→ What to do
Each record below should be repeated precisely as written.
-- start Data extract --
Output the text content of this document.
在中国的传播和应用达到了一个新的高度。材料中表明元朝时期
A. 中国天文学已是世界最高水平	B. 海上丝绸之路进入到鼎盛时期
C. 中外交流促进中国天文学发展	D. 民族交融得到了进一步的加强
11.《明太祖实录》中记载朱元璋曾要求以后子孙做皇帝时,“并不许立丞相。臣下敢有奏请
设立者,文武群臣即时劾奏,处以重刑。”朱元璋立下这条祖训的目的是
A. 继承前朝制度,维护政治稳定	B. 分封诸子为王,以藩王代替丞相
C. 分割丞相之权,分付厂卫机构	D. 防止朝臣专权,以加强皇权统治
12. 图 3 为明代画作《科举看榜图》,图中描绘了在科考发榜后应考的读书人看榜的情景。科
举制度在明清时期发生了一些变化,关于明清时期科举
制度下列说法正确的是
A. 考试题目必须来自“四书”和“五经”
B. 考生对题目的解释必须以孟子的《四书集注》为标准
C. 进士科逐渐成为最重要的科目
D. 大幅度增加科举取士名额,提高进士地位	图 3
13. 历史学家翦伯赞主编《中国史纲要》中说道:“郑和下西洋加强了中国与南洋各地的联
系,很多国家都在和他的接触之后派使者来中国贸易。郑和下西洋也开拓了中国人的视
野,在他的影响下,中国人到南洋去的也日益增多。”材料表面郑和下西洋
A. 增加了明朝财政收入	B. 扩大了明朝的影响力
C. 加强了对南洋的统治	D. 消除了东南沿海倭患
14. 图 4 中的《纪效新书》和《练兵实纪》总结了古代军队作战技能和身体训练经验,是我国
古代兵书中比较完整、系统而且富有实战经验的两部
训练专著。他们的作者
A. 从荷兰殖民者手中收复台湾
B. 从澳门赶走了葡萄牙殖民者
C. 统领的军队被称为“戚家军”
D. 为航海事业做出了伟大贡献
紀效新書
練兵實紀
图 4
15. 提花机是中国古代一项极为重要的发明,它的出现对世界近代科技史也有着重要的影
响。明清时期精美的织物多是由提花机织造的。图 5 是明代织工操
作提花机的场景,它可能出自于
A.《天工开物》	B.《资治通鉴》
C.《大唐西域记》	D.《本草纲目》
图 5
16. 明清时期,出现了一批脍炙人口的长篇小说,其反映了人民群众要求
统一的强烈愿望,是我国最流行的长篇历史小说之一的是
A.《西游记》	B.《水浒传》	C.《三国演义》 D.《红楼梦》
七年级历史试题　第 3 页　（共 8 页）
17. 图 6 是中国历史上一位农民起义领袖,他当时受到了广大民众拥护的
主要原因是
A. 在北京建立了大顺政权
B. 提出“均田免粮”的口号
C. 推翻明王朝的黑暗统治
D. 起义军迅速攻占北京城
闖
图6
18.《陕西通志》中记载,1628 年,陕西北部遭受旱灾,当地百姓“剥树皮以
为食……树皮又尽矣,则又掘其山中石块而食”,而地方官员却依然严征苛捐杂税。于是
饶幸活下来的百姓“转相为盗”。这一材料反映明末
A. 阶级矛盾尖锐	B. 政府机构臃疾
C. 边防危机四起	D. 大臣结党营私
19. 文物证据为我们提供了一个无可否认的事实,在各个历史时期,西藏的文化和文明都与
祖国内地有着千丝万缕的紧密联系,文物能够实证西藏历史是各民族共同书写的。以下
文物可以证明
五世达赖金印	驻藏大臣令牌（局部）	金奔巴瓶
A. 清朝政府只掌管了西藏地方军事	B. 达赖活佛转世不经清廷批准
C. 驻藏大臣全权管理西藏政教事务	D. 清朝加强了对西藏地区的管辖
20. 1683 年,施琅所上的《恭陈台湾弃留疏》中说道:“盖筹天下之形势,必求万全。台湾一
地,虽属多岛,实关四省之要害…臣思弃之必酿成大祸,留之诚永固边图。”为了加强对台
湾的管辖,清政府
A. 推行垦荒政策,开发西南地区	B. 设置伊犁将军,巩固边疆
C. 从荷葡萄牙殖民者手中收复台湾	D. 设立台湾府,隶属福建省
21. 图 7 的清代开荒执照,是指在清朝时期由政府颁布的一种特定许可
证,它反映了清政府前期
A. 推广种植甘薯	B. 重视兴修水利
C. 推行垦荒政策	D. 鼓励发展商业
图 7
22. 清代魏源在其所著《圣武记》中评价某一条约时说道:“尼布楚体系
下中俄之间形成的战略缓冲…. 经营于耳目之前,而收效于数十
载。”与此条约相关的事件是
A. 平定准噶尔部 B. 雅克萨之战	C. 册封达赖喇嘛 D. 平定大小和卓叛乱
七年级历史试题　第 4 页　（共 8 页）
-- end Data extract --
→ Response to this task
Output the text content of this document.
在中国的传播和应用达到了一个新的高度。材料中表明元朝时期
A. 中国天文学已是世界最高水平	B. 海上丝绸之路进入到鼎盛时期
C. 中外交流促进中国天文学发展	D. 民族交融得到了进一步的加强
11.《明太祖实录》中记载朱元璋曾要求以后子孙做皇帝时,“并不许立丞相。臣下敢有奏请
设立者,文武群臣即时劾奏,处以重刑。”朱元璋立下这条祖训的目的是
A. 继承前朝制度,维护政治稳定	B. 分封诸子为王,以藩王代替丞相
C. 分割丞相之权,分付厂卫机构	D. 防止朝臣专权,以加强皇权统治
12. 图 3 为明代画作《科举看榜图》,图中描绘了在科考发榜后应考的读书人看榜的情景。科
举制度在明清时期发生了一些变化,关于明清时期科举
制度下列说法正确的是
A. 考试题目必须来自“四书”和“五经”
B. 考生对题目的解释必须以孟子的《四书集注》为标准
C. 进士科逐渐成为最重要的科目
D. 大幅度增加科举取士名额,提高进士地位	图 3
13. 历史学家翦伯赞主编《中国史纲要》中说道:“郑和下西洋加强了中国与南洋各地的联
系,很多国家都在和他的接触之后派使者来中国贸易。郑和下西洋也开拓了中国人的视
野,在他的影响下,中国人到南洋去的也日益增多。”材料表面郑和下西洋
A. 增加了明朝财政收入	B. 扩大了明朝的影响力
C. 加强了对南洋的统治	D. 消除了东南沿海倭患
14. 图 4 中的《纪效新书》和《练兵实纪》总结了古代军队作战技能和身体训练经验,是我国
古代兵书中比较完整、系统而且富有实战经验的两部
训练专著。他们的作者
A. 从荷兰殖民者手中收复台湾
B. 从澳门赶走了葡萄牙殖民者
C. 统领的军队被称为“戚家军”
D. 为航海事业做出了伟大贡献
紀效新書
練兵實紀
图 4
15. 提花机是中国古代一项极为重要的发明,它的出现对世界近代科技史也有着重要的影
响。明清时期精美的织物多是由提花机织造的。图 5 是明代织工操
作提花机的场景,它可能出自于
A.《天工开物》	B.《资治通鉴》
C.《大唐西域记》	D.《本草纲目》
图 5
16. 明清时期,出现了一批脍炙人口的长篇小说,其反映了人民群众要求
统一的强烈愿望,是我国最流行的长篇历史小说之一的是
A.《西游记》	B.《水浒传》	C.《三国演义》 D.《红楼梦》
七年级历史试题　第 3 页　（共 8 页）
17. 图 6 是中国历史上一位农民起义领袖,他当时受到了广大民众拥护的
主要原因是
A. 在北京建立了大顺政权
B. 提出“均田免粮”的口号
C. 推翻明王朝的黑暗统治
D. 起义军迅速攻占北京城
闖
图6
18.《陕西通志》中记载,1628 年,陕西北部遭受旱灾,当地百姓“剥树皮以
为食……树皮又尽矣,则又掘其山中石块而食”,而地方官员却依然严征苛捐杂税。于是
饶幸活下来的百姓“转相为盗”。这一材料反映明末
A. 阶级矛盾尖锐	B. 政府机构臃疾
C. 边防危机四起	D. 大臣结党营私
19. 文物证据为我们提供了一个无可否认的事实,在各个历史时期,西藏的文化和文明都与
祖国内地有着千丝万缕的紧密联系,文物能够实证西藏历史是各民族共同书写的。以下
文物可以证明
五世达赖金印	驻藏大臣令牌（局部）	金奔巴瓶
A. 清朝政府只掌管了西藏地方军事	B. 达赖活佛转世不经清廷批准
C. 驻藏大臣全权管理西藏政教事务	D. 清朝加强了对西藏地区的管辖
20. 1683 年,施琅所上的《恭陈台湾弃留疏》中说道:“盖筹天下之形势,必求万全。台湾一
地,虽属多岛,实关四省之要害…臣思弃之必酿成大祸,留之诚永固边图。”为了加强对台
湾的管辖,清政府
A. 推行垦荒政策,开发西南地区	B. 设置伊犁将军,巩固边疆
C. 从荷葡萄牙殖民者手中收复台湾	D. 设立台湾府,隶属福建省
21. 图 7 的清代开荒执照,是指在清朝时期由政府颁布的一种特定许可
证,它反映了清政府前期
A. 推广种植甘薯	B. 重视兴修水利
C. 推行垦荒政策	D. 鼓励发展商业
图 7
22. 清代魏源在其所著《圣武记》中评价某一条约时说道:“尼布楚体系
下中俄之间形成的战略缓冲…. 经营于耳目之前,而收效于数十
载。”与此条约相关的事件是
A. 平定准噶尔部 B. 雅克萨之战	C. 册封达赖喇嘛 D. 平定大小和卓叛乱
七年级历史试题　第 4 页　（共 8 页）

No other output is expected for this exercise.